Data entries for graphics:

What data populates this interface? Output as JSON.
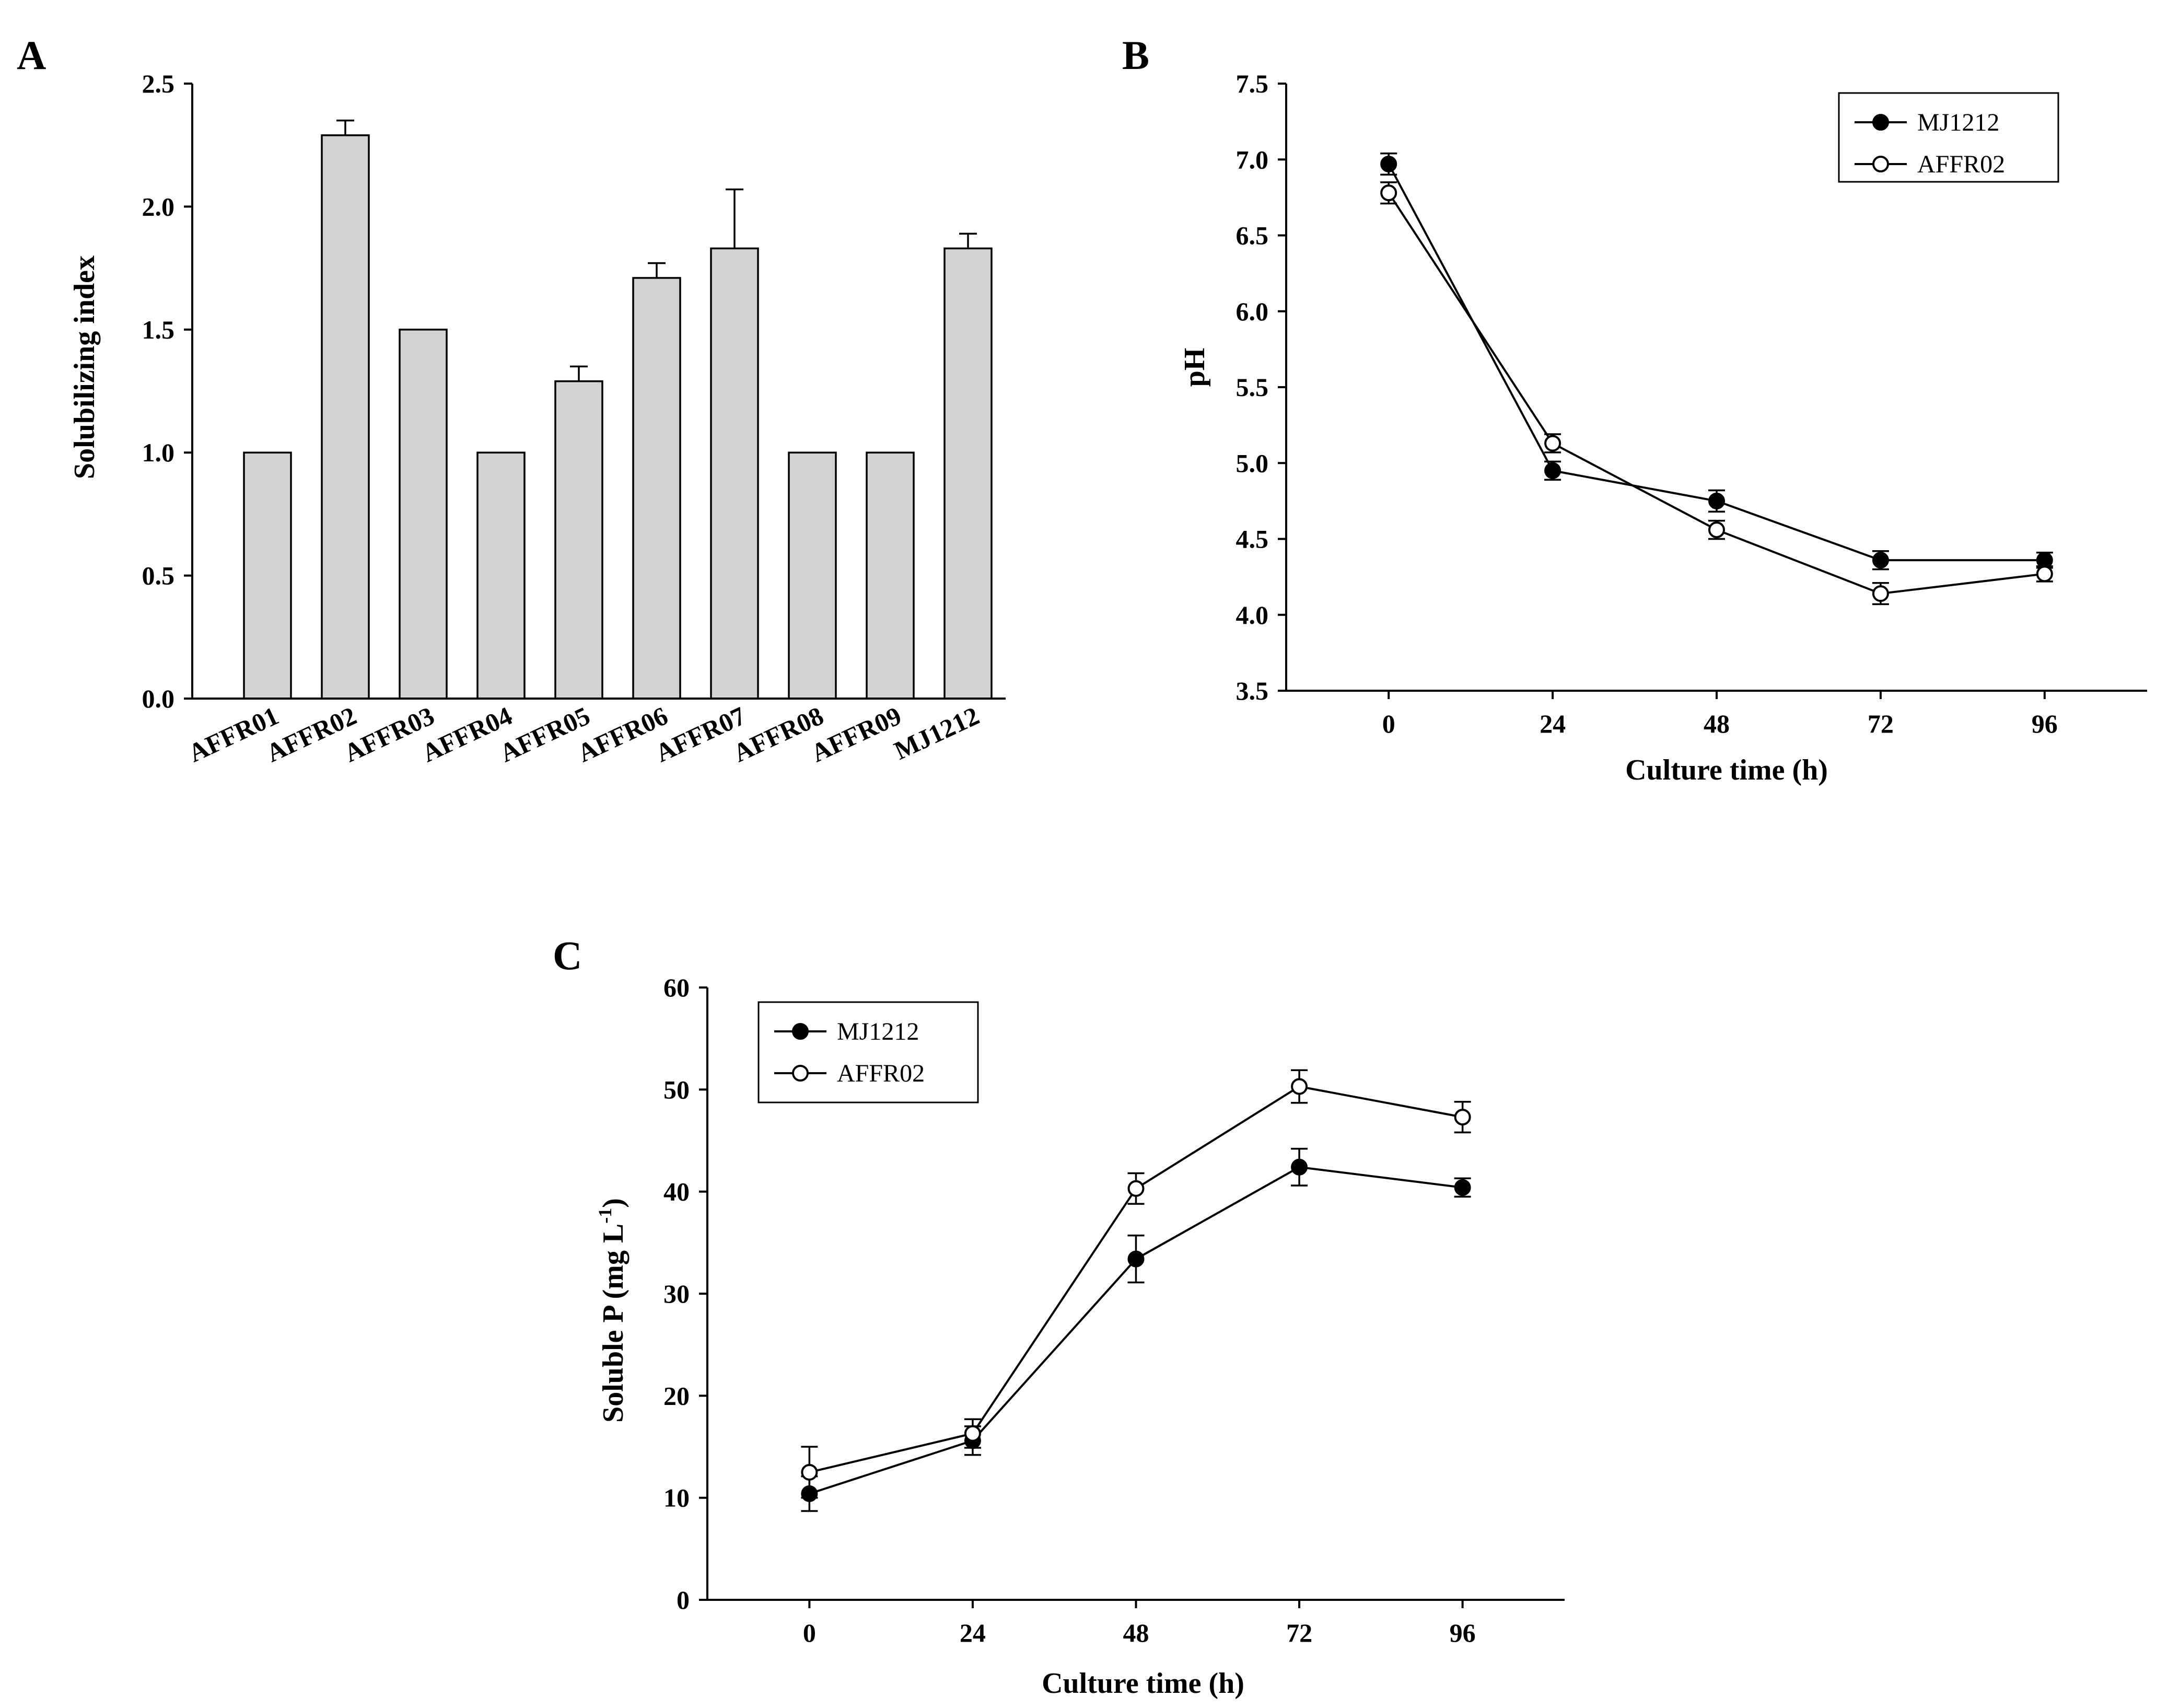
{
  "chart_data": [
    {
      "panel": "A",
      "type": "bar",
      "title": "",
      "xlabel": "",
      "ylabel": "Solubilizing index",
      "ylim": [
        0,
        2.5
      ],
      "yticks": [
        "0.0",
        "0.5",
        "1.0",
        "1.5",
        "2.0",
        "2.5"
      ],
      "categories": [
        "AFFR01",
        "AFFR02",
        "AFFR03",
        "AFFR04",
        "AFFR05",
        "AFFR06",
        "AFFR07",
        "AFFR08",
        "AFFR09",
        "MJ1212"
      ],
      "values": [
        1.0,
        2.29,
        1.5,
        1.0,
        1.29,
        1.71,
        1.83,
        1.0,
        1.0,
        1.83
      ],
      "errors": [
        0,
        0.06,
        0,
        0,
        0.06,
        0.06,
        0.24,
        0,
        0,
        0.06
      ]
    },
    {
      "panel": "B",
      "type": "line",
      "title": "",
      "xlabel": "Culture time (h)",
      "ylabel": "pH",
      "xlim": [
        -15,
        111
      ],
      "ylim": [
        3.5,
        7.5
      ],
      "xticks": [
        "0",
        "24",
        "48",
        "72",
        "96"
      ],
      "yticks": [
        "3.5",
        "4.0",
        "4.5",
        "5.0",
        "5.5",
        "6.0",
        "6.5",
        "7.0",
        "7.5"
      ],
      "x": [
        0,
        24,
        48,
        72,
        96
      ],
      "legend_position": "top-right",
      "series": [
        {
          "name": "MJ1212",
          "marker": "filled",
          "values": [
            6.97,
            4.95,
            4.75,
            4.36,
            4.36
          ],
          "errors": [
            0.07,
            0.06,
            0.07,
            0.06,
            0.05
          ]
        },
        {
          "name": "AFFR02",
          "marker": "open",
          "values": [
            6.78,
            5.13,
            4.56,
            4.14,
            4.27
          ],
          "errors": [
            0.07,
            0.06,
            0.06,
            0.07,
            0.05
          ]
        }
      ]
    },
    {
      "panel": "C",
      "type": "line",
      "title": "",
      "xlabel": "Culture time (h)",
      "ylabel": "Soluble P (mg L",
      "ylabel_sup": "-1",
      "ylabel_end": ")",
      "xlim": [
        -15,
        111
      ],
      "ylim": [
        0,
        60
      ],
      "xticks": [
        "0",
        "24",
        "48",
        "72",
        "96"
      ],
      "yticks": [
        "0",
        "10",
        "20",
        "30",
        "40",
        "50",
        "60"
      ],
      "x": [
        0,
        24,
        48,
        72,
        96
      ],
      "legend_position": "top-left",
      "series": [
        {
          "name": "MJ1212",
          "marker": "filled",
          "values": [
            10.4,
            15.6,
            33.4,
            42.4,
            40.4
          ],
          "errors": [
            1.7,
            1.4,
            2.3,
            1.8,
            0.9
          ]
        },
        {
          "name": "AFFR02",
          "marker": "open",
          "values": [
            12.5,
            16.3,
            40.3,
            50.3,
            47.3
          ],
          "errors": [
            2.5,
            1.4,
            1.5,
            1.6,
            1.5
          ]
        }
      ]
    }
  ]
}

What to do: Write out every line above exactly as it is, leaving out the pictures.

Solution:
What data populates this interface? Output as JSON.
{
  "chart_data": [
    {
      "panel": "A",
      "type": "bar",
      "title": "",
      "xlabel": "",
      "ylabel": "Solubilizing index",
      "ylim": [
        0,
        2.5
      ],
      "yticks": [
        "0.0",
        "0.5",
        "1.0",
        "1.5",
        "2.0",
        "2.5"
      ],
      "categories": [
        "AFFR01",
        "AFFR02",
        "AFFR03",
        "AFFR04",
        "AFFR05",
        "AFFR06",
        "AFFR07",
        "AFFR08",
        "AFFR09",
        "MJ1212"
      ],
      "values": [
        1.0,
        2.29,
        1.5,
        1.0,
        1.29,
        1.71,
        1.83,
        1.0,
        1.0,
        1.83
      ],
      "errors": [
        0,
        0.06,
        0,
        0,
        0.06,
        0.06,
        0.24,
        0,
        0,
        0.06
      ]
    },
    {
      "panel": "B",
      "type": "line",
      "title": "",
      "xlabel": "Culture time (h)",
      "ylabel": "pH",
      "xlim": [
        -15,
        111
      ],
      "ylim": [
        3.5,
        7.5
      ],
      "xticks": [
        "0",
        "24",
        "48",
        "72",
        "96"
      ],
      "yticks": [
        "3.5",
        "4.0",
        "4.5",
        "5.0",
        "5.5",
        "6.0",
        "6.5",
        "7.0",
        "7.5"
      ],
      "x": [
        0,
        24,
        48,
        72,
        96
      ],
      "legend_position": "top-right",
      "series": [
        {
          "name": "MJ1212",
          "marker": "filled",
          "values": [
            6.97,
            4.95,
            4.75,
            4.36,
            4.36
          ],
          "errors": [
            0.07,
            0.06,
            0.07,
            0.06,
            0.05
          ]
        },
        {
          "name": "AFFR02",
          "marker": "open",
          "values": [
            6.78,
            5.13,
            4.56,
            4.14,
            4.27
          ],
          "errors": [
            0.07,
            0.06,
            0.06,
            0.07,
            0.05
          ]
        }
      ]
    },
    {
      "panel": "C",
      "type": "line",
      "title": "",
      "xlabel": "Culture time (h)",
      "ylabel": "Soluble P (mg L",
      "ylabel_sup": "-1",
      "ylabel_end": ")",
      "xlim": [
        -15,
        111
      ],
      "ylim": [
        0,
        60
      ],
      "xticks": [
        "0",
        "24",
        "48",
        "72",
        "96"
      ],
      "yticks": [
        "0",
        "10",
        "20",
        "30",
        "40",
        "50",
        "60"
      ],
      "x": [
        0,
        24,
        48,
        72,
        96
      ],
      "legend_position": "top-left",
      "series": [
        {
          "name": "MJ1212",
          "marker": "filled",
          "values": [
            10.4,
            15.6,
            33.4,
            42.4,
            40.4
          ],
          "errors": [
            1.7,
            1.4,
            2.3,
            1.8,
            0.9
          ]
        },
        {
          "name": "AFFR02",
          "marker": "open",
          "values": [
            12.5,
            16.3,
            40.3,
            50.3,
            47.3
          ],
          "errors": [
            2.5,
            1.4,
            1.5,
            1.6,
            1.5
          ]
        }
      ]
    }
  ]
}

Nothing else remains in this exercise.